WHAT THE TASK ASKS:
Below are the records; locate each line with the word "possibilità" and copy it.

Saved data entries:

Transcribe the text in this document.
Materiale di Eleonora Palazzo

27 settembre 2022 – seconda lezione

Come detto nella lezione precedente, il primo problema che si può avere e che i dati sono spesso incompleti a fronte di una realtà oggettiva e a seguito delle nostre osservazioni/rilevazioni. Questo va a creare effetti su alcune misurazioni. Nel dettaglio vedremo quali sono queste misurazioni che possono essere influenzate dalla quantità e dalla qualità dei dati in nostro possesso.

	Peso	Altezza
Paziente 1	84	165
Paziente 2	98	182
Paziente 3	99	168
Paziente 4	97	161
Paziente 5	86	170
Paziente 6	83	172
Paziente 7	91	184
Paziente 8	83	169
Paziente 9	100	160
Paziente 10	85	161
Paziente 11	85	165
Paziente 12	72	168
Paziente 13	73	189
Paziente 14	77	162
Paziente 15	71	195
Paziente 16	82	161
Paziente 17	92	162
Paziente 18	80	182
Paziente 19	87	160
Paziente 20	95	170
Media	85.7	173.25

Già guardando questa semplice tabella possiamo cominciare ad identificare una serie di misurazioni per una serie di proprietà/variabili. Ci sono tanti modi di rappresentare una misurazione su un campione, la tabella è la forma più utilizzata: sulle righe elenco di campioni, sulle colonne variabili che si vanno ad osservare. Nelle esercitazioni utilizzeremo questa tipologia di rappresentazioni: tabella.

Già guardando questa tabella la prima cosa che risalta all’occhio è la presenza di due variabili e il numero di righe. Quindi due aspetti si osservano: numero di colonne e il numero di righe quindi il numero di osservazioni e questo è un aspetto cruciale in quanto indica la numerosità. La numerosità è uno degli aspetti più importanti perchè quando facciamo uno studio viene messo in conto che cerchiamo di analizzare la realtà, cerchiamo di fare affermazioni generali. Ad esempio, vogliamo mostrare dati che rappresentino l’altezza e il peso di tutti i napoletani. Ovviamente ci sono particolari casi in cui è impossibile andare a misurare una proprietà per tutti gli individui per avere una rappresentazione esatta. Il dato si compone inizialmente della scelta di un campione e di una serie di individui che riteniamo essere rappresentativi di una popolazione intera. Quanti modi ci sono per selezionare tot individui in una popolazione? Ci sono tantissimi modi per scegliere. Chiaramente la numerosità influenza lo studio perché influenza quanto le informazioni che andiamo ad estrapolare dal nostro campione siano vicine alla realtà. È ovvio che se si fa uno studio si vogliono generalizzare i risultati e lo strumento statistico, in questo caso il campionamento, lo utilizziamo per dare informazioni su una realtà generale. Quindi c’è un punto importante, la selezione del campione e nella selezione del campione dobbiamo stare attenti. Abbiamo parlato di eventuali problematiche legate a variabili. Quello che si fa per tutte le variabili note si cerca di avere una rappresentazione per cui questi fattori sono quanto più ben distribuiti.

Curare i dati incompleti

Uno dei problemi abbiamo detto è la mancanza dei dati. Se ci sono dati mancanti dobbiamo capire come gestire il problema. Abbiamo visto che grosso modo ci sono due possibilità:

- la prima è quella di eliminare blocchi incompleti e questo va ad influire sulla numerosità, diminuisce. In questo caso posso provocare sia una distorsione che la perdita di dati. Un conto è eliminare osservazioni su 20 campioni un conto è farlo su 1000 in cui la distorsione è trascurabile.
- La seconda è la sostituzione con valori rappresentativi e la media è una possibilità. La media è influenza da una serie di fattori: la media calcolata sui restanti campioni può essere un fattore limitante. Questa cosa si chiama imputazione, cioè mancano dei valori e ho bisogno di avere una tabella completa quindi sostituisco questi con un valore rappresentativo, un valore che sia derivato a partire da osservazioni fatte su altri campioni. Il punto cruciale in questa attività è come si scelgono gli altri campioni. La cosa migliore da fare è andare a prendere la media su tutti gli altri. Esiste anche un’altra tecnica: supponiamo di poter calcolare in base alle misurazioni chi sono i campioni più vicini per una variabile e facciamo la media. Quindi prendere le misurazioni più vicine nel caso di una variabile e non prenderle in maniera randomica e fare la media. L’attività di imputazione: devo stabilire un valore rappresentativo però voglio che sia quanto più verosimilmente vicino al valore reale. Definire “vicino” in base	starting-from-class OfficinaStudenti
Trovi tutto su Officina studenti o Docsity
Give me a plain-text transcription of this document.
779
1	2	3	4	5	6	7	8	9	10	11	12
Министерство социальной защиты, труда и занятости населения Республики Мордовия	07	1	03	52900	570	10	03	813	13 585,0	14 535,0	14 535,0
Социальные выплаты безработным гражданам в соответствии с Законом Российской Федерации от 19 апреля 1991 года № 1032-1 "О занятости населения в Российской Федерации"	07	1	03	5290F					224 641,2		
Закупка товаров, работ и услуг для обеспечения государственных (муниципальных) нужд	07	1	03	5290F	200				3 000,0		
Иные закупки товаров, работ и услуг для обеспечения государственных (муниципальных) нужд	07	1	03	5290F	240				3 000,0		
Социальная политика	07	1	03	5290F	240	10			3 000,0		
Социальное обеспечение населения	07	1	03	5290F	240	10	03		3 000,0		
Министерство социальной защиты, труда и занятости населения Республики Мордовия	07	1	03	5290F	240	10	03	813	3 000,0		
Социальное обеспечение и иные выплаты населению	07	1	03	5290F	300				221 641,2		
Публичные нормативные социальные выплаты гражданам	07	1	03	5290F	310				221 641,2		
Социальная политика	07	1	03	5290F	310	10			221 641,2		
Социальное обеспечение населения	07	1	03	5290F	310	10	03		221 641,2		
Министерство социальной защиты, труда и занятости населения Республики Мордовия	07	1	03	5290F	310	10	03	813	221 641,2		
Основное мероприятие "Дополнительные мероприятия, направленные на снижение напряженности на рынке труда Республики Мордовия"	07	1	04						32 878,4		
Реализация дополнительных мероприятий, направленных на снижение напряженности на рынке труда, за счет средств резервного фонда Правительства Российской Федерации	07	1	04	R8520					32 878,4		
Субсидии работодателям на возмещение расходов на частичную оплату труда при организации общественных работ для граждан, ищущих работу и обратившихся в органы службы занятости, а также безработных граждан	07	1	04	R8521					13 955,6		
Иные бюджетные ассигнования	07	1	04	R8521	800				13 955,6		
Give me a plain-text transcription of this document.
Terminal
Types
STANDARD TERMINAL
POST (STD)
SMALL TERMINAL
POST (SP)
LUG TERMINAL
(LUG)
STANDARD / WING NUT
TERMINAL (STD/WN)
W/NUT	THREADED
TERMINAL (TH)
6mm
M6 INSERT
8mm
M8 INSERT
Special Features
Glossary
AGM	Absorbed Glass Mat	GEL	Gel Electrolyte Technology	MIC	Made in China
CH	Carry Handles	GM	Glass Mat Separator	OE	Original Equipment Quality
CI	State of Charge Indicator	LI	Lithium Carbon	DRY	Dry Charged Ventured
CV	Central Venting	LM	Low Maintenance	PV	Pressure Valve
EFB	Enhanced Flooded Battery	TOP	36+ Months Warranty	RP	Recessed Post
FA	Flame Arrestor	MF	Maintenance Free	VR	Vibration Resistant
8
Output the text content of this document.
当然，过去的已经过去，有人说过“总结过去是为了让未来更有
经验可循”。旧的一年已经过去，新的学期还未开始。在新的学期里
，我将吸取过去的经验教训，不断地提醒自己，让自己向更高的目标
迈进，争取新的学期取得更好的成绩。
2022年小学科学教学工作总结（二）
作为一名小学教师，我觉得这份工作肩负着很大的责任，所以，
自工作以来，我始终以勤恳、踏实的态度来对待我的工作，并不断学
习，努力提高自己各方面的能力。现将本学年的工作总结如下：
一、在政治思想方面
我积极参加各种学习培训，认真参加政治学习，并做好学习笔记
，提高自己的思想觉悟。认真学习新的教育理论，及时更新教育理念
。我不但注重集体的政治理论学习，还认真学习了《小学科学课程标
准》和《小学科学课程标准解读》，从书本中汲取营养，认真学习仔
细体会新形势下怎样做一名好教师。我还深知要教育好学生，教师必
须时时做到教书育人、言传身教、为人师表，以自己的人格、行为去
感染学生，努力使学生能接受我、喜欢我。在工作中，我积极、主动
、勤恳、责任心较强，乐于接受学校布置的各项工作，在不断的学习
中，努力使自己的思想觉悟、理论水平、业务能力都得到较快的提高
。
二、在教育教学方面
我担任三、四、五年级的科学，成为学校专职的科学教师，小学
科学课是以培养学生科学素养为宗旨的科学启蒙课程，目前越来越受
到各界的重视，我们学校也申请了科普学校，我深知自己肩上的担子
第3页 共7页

SOLUTION FOR THIS TASK:
Uno dei problemi abbiamo detto è la mancanza dei dati. Se ci sono dati mancanti dobbiamo capire come gestire il problema. Abbiamo visto che grosso modo ci sono due possibilità:
- La seconda è la sostituzione con valori rappresentativi e la media è una possibilità. La media è influenza da una serie di fattori: la media calcolata sui restanti campioni può essere un fattore limitante. Questa cosa si chiama imputazione, cioè mancano dei valori e ho bisogno di avere una tabella completa quindi sostituisco questi con un valore rappresentativo, un valore che sia derivato a partire da osservazioni fatte su altri campioni. Il punto cruciale in questa attività è come si scelgono gli altri campioni. La cosa migliore da fare è andare a prendere la media su tutti gli altri. Esiste anche un’altra tecnica: supponiamo di poter calcolare in base alle misurazioni chi sono i campioni più vicini per una variabile e facciamo la media. Quindi prendere le misurazioni più vicine nel caso di una variabile e non prenderle in maniera randomica e fare la media. L’attività di imputazione: devo stabilire un valore rappresentativo però voglio che sia quanto più verosimilmente vicino al valore reale. Definire “vicino” in base	starting-from-class OfficinaStudenti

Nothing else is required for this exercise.